▸ WHAT THIS TASK INVOLVES
Sort through the data and copy the lines holding the word "comuni".

▸ RECORDS SHOWN
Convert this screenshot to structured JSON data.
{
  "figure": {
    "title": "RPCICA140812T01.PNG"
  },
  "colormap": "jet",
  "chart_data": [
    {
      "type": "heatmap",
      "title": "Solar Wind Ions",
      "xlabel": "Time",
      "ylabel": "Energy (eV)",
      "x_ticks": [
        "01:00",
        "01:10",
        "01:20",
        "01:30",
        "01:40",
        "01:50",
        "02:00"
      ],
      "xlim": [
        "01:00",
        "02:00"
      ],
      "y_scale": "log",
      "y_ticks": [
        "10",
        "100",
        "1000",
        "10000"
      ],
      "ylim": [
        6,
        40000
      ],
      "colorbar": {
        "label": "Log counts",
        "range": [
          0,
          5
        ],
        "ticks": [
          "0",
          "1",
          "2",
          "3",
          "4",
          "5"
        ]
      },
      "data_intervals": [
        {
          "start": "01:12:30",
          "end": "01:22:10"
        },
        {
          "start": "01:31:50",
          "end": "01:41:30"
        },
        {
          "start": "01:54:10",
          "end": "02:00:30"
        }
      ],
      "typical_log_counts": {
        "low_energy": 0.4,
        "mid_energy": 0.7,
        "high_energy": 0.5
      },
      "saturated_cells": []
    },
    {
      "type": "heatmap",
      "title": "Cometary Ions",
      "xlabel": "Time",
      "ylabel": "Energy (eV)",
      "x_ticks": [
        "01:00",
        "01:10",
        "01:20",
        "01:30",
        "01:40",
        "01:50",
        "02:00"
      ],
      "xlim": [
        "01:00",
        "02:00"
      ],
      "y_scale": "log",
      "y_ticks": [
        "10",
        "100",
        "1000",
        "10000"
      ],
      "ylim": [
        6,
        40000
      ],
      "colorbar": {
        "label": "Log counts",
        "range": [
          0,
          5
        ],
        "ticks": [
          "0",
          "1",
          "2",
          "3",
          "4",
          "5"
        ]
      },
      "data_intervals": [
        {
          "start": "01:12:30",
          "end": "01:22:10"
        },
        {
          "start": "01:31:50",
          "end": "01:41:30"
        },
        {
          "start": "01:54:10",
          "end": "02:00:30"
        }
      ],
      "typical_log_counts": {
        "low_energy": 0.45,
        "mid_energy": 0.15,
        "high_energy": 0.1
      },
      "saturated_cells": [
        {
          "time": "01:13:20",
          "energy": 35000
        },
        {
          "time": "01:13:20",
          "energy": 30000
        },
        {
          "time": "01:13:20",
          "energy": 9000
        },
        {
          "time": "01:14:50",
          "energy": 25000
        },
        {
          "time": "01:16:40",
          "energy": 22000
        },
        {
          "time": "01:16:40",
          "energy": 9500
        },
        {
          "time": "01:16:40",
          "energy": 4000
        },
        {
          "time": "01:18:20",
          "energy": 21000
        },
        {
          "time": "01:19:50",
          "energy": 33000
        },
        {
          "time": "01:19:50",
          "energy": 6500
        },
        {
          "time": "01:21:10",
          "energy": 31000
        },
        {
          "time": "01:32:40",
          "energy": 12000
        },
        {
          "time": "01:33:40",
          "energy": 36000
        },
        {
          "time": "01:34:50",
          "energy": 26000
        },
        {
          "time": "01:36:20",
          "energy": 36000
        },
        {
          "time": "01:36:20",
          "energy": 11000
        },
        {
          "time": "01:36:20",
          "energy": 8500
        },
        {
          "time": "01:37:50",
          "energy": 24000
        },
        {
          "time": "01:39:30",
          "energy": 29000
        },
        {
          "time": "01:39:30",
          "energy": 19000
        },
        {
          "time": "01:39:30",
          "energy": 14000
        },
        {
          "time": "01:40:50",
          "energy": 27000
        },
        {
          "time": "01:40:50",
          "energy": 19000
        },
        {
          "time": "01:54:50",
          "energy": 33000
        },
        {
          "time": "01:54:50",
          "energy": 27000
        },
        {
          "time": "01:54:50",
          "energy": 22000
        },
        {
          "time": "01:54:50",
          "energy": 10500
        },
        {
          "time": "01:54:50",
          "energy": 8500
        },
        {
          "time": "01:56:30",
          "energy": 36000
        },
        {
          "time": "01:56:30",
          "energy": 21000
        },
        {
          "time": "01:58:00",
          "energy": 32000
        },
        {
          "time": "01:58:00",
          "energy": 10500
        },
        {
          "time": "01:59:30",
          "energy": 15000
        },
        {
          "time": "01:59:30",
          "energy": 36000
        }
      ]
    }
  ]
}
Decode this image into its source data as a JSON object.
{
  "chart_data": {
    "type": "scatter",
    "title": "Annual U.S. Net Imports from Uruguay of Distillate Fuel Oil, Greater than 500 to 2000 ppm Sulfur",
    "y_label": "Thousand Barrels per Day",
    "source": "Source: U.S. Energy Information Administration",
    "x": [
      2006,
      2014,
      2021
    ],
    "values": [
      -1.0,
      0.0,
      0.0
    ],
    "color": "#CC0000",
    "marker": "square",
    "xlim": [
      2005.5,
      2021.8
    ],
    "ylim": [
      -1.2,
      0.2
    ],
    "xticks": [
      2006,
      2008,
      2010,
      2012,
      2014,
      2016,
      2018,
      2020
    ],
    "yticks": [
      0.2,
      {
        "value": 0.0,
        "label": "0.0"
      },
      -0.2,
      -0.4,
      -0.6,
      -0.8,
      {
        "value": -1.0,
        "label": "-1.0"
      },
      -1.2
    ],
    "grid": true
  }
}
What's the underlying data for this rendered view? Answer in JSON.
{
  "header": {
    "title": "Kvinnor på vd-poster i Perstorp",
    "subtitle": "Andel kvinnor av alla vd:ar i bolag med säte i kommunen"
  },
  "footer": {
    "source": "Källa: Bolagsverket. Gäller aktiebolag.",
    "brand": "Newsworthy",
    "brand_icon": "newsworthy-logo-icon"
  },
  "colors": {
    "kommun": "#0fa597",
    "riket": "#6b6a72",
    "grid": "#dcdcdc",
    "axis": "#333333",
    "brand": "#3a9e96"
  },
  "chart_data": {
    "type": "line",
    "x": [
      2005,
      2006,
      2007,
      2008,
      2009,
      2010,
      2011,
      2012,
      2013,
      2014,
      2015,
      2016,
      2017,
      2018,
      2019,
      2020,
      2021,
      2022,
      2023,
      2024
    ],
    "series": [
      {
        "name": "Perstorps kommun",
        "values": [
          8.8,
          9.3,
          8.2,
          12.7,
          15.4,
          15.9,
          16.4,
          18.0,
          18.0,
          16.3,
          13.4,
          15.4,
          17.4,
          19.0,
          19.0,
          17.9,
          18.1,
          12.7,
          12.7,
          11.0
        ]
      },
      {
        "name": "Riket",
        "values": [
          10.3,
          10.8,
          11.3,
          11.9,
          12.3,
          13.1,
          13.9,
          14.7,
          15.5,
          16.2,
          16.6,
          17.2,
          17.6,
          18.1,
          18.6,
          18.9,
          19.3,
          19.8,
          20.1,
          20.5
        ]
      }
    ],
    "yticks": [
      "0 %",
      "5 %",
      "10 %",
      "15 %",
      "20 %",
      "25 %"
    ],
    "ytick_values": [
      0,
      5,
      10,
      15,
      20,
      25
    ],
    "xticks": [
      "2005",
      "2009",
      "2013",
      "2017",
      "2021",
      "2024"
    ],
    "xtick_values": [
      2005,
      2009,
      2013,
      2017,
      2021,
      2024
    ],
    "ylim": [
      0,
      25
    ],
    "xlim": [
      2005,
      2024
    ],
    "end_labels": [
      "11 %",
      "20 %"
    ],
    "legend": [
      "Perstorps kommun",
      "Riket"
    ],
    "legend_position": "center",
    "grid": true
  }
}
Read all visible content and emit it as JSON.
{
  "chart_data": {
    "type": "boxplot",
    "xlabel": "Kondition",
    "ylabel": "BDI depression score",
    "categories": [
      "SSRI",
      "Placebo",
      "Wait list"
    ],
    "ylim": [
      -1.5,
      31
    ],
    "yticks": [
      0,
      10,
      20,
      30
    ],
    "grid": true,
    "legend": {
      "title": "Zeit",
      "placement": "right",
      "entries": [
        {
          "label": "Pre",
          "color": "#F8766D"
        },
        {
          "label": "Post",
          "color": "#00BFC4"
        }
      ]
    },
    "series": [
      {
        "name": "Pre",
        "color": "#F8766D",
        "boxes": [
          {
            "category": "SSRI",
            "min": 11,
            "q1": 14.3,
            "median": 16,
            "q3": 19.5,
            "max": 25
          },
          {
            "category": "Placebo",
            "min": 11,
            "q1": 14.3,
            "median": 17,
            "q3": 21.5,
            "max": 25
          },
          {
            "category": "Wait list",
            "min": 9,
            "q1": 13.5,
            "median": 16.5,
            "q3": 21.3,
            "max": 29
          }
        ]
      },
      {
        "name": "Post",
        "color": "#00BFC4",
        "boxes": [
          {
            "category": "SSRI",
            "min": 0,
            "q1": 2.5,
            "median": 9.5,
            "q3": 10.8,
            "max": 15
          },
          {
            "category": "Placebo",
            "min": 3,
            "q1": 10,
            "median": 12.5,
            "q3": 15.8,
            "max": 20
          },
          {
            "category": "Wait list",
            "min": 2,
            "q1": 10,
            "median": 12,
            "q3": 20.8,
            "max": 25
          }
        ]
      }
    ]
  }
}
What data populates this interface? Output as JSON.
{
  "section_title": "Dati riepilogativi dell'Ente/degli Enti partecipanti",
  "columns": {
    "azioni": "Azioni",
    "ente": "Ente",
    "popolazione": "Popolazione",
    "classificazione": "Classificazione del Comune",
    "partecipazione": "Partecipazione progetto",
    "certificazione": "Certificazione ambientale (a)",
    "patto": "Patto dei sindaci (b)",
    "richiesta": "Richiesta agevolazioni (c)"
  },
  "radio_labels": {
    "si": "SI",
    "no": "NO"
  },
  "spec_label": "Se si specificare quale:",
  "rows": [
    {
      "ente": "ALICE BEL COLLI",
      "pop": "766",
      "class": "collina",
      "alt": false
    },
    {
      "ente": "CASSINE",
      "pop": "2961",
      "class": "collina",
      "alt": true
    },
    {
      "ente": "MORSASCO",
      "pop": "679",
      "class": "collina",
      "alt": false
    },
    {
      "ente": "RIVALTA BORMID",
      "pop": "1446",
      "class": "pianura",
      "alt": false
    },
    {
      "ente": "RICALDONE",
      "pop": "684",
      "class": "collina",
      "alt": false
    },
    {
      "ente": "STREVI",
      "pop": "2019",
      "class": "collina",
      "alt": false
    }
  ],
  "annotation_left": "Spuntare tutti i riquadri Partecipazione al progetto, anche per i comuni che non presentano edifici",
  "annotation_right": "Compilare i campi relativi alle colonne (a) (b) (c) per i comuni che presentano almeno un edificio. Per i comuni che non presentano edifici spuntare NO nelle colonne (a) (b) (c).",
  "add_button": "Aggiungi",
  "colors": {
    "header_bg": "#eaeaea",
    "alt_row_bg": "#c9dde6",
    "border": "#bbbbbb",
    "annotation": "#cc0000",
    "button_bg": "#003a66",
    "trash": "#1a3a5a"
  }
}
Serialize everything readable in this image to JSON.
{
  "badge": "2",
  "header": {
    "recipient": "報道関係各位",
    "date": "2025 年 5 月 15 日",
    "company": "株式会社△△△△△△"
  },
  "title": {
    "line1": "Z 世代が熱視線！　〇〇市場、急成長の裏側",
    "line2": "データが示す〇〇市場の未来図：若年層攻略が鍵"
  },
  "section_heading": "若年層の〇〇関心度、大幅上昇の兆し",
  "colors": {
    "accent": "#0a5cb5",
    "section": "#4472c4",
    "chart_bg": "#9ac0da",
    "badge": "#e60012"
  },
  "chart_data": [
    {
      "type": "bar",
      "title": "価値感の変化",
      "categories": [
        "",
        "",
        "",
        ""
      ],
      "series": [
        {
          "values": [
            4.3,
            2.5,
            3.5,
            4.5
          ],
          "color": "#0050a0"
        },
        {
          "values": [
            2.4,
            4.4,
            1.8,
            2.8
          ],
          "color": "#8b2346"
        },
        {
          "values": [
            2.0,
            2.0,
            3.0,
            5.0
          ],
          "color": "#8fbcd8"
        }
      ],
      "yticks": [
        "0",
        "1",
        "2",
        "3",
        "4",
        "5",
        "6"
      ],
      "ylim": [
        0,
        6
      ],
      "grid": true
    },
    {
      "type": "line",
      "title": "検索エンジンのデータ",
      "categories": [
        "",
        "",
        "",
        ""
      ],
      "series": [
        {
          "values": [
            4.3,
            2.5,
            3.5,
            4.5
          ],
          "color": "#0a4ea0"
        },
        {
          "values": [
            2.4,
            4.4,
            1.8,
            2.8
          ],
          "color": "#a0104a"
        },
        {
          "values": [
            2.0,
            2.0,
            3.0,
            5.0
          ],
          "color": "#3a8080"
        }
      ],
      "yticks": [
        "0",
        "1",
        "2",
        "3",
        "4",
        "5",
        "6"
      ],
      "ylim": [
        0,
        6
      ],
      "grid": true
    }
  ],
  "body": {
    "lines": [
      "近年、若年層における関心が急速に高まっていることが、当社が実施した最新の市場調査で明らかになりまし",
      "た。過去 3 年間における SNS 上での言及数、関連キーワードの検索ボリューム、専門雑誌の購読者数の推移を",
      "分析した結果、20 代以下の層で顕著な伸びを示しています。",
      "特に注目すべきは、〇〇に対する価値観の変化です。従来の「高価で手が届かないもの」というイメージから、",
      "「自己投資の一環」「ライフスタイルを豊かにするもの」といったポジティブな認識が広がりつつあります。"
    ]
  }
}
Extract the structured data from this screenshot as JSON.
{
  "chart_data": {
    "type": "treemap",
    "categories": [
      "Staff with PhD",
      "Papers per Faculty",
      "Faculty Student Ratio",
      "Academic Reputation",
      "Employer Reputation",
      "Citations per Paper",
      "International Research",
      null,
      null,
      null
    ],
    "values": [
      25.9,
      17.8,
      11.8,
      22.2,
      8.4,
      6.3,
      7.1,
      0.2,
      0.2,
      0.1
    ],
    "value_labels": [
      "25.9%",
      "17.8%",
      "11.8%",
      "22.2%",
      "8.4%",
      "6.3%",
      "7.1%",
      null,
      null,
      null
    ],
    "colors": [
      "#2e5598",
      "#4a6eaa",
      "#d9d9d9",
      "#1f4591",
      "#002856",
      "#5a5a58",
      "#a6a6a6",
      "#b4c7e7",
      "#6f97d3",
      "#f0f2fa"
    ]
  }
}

▸ REPLY TO THE EXERCISE
  "annotation_left": "Spuntare tutti i riquadri Partecipazione al progetto, anche per i comuni che non presentano edifici",
  "annotation_right": "Compilare i campi relativi alle colonne (a) (b) (c) per i comuni che presentano almeno un edificio. Per i comuni che non presentano edifici spuntare NO nelle colonne (a) (b) (c).",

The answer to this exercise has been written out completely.